On the evening of April 11, CUA Law Clinical Associate Professor A.G. Harmon delivered the 2017 Mirror of Justice Lecture titled, "Final Judgments: What Art and Physics Reveal about Discerning Vice and Virtue."
The audience was welcomed with opening remarks from CUA Law Dean and Knights of Columbus Professor of Law, Daniel F. Attridge. "This year our lecture will be given by CUA Law Clinical Associate Professor A.G. Harmon, who is well known for his dedication to teaching and scholarship," Dean Attridge said.
President of the Saint John Paul II Guild of Catholic Lawyers, Tamara Guillen (2L) also offered remarks and introduced Professor Harmon. "The Mirror of Justice Lecture is dedicated to the ideals of charity and wisdom, both of which Professor Harmon emulates. He supports and volunteers at numerous organizations which include the Wounded Warrior Project, Christian Solidarity International, Doctors Without Borders, The Little Sisters of the Poor, St. Jude Children's Research Hospital, and his home Parish, the Cathedral of St. Thomas Moore in Arlington, Virginia," Guillen said. "He has been a supportive ear and a guiding force for CUA Law students. We are extremely blessed to have him here with us sharing his talents and gifts."

[Rows contained in a dataset]

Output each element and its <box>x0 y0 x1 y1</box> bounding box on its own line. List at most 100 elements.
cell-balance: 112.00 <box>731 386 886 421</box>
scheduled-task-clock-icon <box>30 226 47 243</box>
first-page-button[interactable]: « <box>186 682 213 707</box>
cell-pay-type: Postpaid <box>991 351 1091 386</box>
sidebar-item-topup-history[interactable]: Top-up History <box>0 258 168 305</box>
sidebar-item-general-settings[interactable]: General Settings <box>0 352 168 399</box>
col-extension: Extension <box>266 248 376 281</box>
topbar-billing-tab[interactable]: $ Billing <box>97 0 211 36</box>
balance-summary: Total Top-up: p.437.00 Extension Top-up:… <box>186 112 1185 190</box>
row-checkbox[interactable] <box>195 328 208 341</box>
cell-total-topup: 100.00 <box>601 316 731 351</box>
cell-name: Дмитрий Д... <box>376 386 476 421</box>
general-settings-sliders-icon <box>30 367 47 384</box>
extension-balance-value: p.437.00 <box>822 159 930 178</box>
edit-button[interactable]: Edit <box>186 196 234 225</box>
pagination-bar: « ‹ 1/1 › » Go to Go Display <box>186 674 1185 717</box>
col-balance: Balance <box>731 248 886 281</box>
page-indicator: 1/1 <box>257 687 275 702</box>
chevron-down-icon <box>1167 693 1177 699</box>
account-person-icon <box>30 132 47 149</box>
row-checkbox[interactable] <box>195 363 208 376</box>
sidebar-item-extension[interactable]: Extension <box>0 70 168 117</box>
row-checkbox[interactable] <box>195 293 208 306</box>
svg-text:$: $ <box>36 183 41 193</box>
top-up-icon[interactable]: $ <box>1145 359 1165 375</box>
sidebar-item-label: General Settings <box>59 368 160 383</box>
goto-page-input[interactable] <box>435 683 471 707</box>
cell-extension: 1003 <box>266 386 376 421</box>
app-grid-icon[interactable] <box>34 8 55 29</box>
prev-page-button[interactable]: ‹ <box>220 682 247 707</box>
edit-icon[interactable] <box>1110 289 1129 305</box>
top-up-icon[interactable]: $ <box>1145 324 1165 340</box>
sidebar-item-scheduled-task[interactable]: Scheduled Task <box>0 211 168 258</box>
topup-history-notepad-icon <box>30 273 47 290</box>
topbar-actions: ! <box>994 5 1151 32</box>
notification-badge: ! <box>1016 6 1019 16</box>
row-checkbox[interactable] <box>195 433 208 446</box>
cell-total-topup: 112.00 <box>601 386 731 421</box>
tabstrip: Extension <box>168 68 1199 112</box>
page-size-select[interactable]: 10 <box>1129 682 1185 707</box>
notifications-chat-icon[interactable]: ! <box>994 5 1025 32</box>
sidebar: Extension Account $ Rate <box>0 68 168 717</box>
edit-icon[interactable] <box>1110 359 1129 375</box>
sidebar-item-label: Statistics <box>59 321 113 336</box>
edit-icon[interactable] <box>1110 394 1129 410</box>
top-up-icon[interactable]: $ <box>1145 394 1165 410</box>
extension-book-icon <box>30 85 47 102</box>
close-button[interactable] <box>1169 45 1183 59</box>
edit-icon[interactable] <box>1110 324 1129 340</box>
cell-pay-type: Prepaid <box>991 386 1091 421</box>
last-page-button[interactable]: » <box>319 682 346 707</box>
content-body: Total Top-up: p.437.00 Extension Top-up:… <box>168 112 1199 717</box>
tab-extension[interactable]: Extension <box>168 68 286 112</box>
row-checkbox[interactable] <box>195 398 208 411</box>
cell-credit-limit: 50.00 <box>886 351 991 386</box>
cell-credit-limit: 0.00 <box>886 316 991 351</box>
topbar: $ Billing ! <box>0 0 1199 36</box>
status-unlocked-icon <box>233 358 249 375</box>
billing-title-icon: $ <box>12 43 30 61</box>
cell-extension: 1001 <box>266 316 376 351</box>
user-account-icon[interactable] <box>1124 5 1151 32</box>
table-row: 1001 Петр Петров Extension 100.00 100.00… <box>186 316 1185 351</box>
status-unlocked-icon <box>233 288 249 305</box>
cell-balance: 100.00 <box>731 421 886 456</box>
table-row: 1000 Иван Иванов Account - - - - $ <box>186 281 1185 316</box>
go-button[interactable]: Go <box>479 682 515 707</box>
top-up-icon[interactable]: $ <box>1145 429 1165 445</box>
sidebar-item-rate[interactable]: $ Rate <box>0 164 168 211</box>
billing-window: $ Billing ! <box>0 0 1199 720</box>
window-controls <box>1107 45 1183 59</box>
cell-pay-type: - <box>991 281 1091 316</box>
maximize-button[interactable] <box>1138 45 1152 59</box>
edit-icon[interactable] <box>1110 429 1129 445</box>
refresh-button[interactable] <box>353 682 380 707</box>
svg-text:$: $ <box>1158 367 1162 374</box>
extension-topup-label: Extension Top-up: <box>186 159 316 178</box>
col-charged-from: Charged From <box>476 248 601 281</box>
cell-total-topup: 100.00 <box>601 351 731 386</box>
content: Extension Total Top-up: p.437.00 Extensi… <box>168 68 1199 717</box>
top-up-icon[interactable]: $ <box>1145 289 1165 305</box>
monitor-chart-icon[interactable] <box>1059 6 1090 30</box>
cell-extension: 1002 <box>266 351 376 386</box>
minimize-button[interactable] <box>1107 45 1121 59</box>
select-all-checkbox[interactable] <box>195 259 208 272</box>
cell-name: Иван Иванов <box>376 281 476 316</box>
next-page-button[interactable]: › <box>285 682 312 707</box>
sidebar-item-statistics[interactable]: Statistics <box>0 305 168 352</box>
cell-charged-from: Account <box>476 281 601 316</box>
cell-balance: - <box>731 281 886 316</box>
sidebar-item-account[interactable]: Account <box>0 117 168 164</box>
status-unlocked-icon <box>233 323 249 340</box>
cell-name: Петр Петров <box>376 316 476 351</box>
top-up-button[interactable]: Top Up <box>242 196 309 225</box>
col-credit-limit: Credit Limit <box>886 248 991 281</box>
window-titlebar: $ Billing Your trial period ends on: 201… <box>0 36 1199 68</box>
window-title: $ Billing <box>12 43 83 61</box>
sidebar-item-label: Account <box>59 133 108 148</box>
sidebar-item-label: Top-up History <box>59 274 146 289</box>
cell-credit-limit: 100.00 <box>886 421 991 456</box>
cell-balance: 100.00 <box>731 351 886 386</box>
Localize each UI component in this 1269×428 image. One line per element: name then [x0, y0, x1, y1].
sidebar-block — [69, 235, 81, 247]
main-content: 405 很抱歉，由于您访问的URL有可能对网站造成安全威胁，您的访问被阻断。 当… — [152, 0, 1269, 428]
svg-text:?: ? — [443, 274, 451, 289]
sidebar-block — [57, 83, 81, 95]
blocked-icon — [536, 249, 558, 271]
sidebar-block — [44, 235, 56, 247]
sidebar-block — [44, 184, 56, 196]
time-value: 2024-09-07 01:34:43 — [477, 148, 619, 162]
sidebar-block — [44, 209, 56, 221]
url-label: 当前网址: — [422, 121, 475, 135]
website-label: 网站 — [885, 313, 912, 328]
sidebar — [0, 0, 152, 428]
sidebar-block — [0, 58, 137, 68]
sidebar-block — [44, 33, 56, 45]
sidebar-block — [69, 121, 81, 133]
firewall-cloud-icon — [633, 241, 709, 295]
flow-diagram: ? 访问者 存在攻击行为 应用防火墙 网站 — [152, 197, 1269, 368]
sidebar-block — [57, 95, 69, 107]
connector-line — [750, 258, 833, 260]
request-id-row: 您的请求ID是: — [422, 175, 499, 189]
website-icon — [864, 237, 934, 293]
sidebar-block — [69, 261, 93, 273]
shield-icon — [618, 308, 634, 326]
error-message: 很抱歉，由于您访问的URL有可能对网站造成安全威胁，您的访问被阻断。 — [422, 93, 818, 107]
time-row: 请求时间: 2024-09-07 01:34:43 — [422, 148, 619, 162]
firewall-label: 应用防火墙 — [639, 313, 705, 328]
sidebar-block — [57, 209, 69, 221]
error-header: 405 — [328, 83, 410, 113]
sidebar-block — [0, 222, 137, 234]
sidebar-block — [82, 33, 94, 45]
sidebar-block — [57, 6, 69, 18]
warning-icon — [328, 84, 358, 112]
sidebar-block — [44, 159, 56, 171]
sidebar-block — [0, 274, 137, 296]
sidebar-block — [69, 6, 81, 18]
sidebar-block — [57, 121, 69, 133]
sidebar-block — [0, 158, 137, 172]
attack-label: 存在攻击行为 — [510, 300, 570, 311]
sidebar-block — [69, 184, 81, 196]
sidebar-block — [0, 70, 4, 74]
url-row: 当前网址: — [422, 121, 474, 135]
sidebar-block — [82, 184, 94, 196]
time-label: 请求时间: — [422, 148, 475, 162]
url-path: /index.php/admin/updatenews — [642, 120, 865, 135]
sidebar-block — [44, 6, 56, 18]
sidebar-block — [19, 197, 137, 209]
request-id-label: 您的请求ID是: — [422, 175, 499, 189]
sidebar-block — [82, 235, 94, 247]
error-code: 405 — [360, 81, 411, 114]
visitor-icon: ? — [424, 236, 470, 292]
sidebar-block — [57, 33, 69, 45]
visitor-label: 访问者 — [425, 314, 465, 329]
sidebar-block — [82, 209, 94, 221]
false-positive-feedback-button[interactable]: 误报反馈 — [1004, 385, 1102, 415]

> _QUESTIONS ON THE MATERIAL_:
1: In the Mirror of Justice Lecture report, what was the title of the 2017 lecture?
2: List every organization that the Mirror of Justice Lecture report says Professor Harmon supports and volunteers at.
3: Extract the passage of the Mirror of Justice Lecture report starting with "On the evening" and going on through "Dean Attridge said.".

> _ANSWERS TO EACH TASK_:
1: "Final Judgments: What Art and Physics Reveal about Discerning Vice and Virtue."

2:
Wounded Warrior Project
Christian Solidarity International
Doctors Without Borders
The Little Sisters of the Poor
St. Jude Children's Research Hospital
The Cathedral of St. Thomas Moore in Arlington, Virginia

3:
On the evening of April 11, CUA Law Clinical Associate Professor A.G. Harmon delivered the 2017 Mirror of Justice Lecture titled, "Final Judgments: What Art and Physics Reveal about Discerning Vice and Virtue."
The audience was welcomed with opening remarks from CUA Law Dean and Knights of Columbus Professor of Law, Daniel F. Attridge. "This year our lecture will be given by CUA Law Clinical Associate Professor A.G. Harmon, who is well known for his dedication to teaching and scholarship," Dean Attridge said.